* WHAT IS BEING ASKED *
Every line with the word "active" in it should be extracted from the data that follows.

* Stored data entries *
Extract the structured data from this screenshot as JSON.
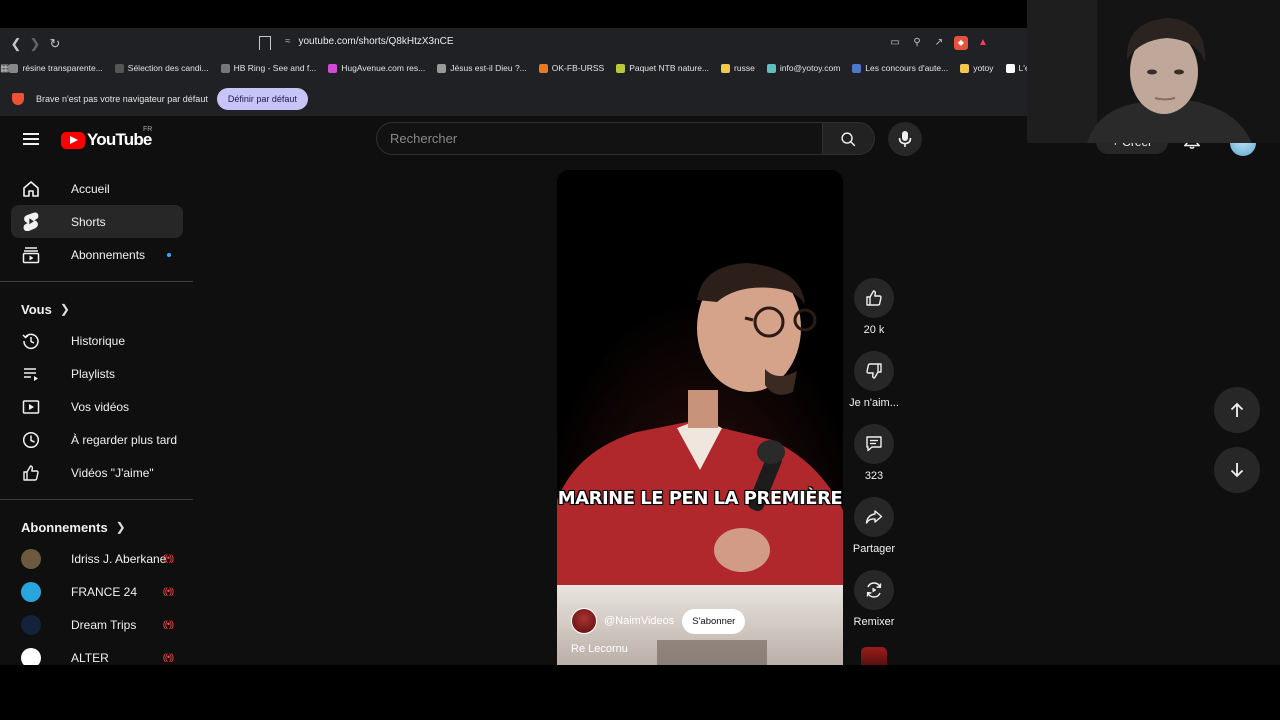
{
  "browser": {
    "url": "youtube.com/shorts/Q8kHtzX3nCE",
    "bookmarks": [
      {
        "label": "résine transparente...",
        "color": "#888888"
      },
      {
        "label": "Sélection des candi...",
        "color": "#555555"
      },
      {
        "label": "HB Ring - See and f...",
        "color": "#777777"
      },
      {
        "label": "HugAvenue.com res...",
        "color": "#d04ad6"
      },
      {
        "label": "Jésus est-il Dieu ?...",
        "color": "#999999"
      },
      {
        "label": "OK-FB-URSS",
        "color": "#e8791e"
      },
      {
        "label": "Paquet NTB nature...",
        "color": "#b7c93a"
      },
      {
        "label": "russe",
        "color": "#f2c94c"
      },
      {
        "label": "info@yotoy.com",
        "color": "#5bc0be"
      },
      {
        "label": "Les concours d'aute...",
        "color": "#4a79c7"
      },
      {
        "label": "yotoy",
        "color": "#f2c94c"
      },
      {
        "label": "L'e",
        "color": "#ffffff"
      }
    ],
    "infobar": {
      "message": "Brave n'est pas votre navigateur par défaut",
      "button": "Définir par défaut"
    }
  },
  "youtube": {
    "logo_text": "YouTube",
    "country_code": "FR",
    "search_placeholder": "Rechercher",
    "create_label": "+ Créer",
    "sidebar": {
      "main": [
        {
          "label": "Accueil",
          "icon": "home-icon",
          "active": false
        },
        {
          "label": "Shorts",
          "icon": "shorts-icon",
          "active": true
        },
        {
          "label": "Abonnements",
          "icon": "subscriptions-icon",
          "active": false,
          "new_dot": true
        }
      ],
      "you_heading": "Vous",
      "you": [
        {
          "label": "Historique",
          "icon": "history-icon"
        },
        {
          "label": "Playlists",
          "icon": "playlists-icon"
        },
        {
          "label": "Vos vidéos",
          "icon": "your-videos-icon"
        },
        {
          "label": "À regarder plus tard",
          "icon": "watch-later-icon"
        },
        {
          "label": "Vidéos \"J'aime\"",
          "icon": "liked-videos-icon"
        }
      ],
      "subs_heading": "Abonnements",
      "subscriptions": [
        {
          "label": "Idriss J. Aberkane",
          "avatar_color": "#6b5a3e",
          "live": true
        },
        {
          "label": "FRANCE 24",
          "avatar_color": "#2aa6de",
          "live": true
        },
        {
          "label": "Dream Trips",
          "avatar_color": "#12233b",
          "live": true
        },
        {
          "label": "ALTER",
          "avatar_color": "#ffffff",
          "live": true
        }
      ]
    },
    "short": {
      "caption": "MARINE LE PEN LA PREMIÈRE",
      "channel_handle": "@NaimVideos",
      "subscribe_label": "S'abonner",
      "title": "Re Lecornu",
      "likes": "20 k",
      "dislike_label": "Je n'aim...",
      "comments": "323",
      "share_label": "Partager",
      "remix_label": "Remixer"
    }
  }
}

* RESULT OF THE TASK *
          "active": false
          "active": true
          "active": false,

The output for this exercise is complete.